>>

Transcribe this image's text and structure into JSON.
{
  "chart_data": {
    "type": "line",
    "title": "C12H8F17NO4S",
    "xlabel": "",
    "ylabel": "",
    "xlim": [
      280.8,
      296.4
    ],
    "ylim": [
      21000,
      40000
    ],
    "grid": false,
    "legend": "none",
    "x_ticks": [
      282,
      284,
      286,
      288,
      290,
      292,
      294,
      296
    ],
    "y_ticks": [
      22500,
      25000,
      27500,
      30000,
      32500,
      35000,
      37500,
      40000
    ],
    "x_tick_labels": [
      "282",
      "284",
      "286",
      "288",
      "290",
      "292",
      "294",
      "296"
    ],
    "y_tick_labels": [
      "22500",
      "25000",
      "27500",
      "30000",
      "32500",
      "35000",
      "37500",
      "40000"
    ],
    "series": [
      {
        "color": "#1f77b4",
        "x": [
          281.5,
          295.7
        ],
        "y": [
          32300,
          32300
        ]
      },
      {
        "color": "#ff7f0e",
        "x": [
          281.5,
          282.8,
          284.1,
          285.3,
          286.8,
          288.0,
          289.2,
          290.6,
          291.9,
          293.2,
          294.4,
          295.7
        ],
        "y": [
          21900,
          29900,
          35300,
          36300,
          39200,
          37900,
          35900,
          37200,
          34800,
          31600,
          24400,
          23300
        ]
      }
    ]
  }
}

<<

**Given problem**
Please quote the data above in full, with no line missing.

**Response to this exercise**
Transcribe this image's text and structure into JSON.
{
  "chart_data": {
    "type": "line",
    "title": "C12H8F17NO4S",
    "xlabel": "",
    "ylabel": "",
    "xlim": [
      280.8,
      296.4
    ],
    "ylim": [
      21000,
      40000
    ],
    "grid": false,
    "legend": "none",
    "x_ticks": [
      282,
      284,
      286,
      288,
      290,
      292,
      294,
      296
    ],
    "y_ticks": [
      22500,
      25000,
      27500,
      30000,
      32500,
      35000,
      37500,
      40000
    ],
    "x_tick_labels": [
      "282",
      "284",
      "286",
      "288",
      "290",
      "292",
      "294",
      "296"
    ],
    "y_tick_labels": [
      "22500",
      "25000",
      "27500",
      "30000",
      "32500",
      "35000",
      "37500",
      "40000"
    ],
    "series": [
      {
        "color": "#1f77b4",
        "x": [
          281.5,
          295.7
        ],
        "y": [
          32300,
          32300
        ]
      },
      {
        "color": "#ff7f0e",
        "x": [
          281.5,
          282.8,
          284.1,
          285.3,
          286.8,
          288.0,
          289.2,
          290.6,
          291.9,
          293.2,
          294.4,
          295.7
        ],
        "y": [
          21900,
          29900,
          35300,
          36300,
          39200,
          37900,
          35900,
          37200,
          34800,
          31600,
          24400,
          23300
        ]
      }
    ]
  }
}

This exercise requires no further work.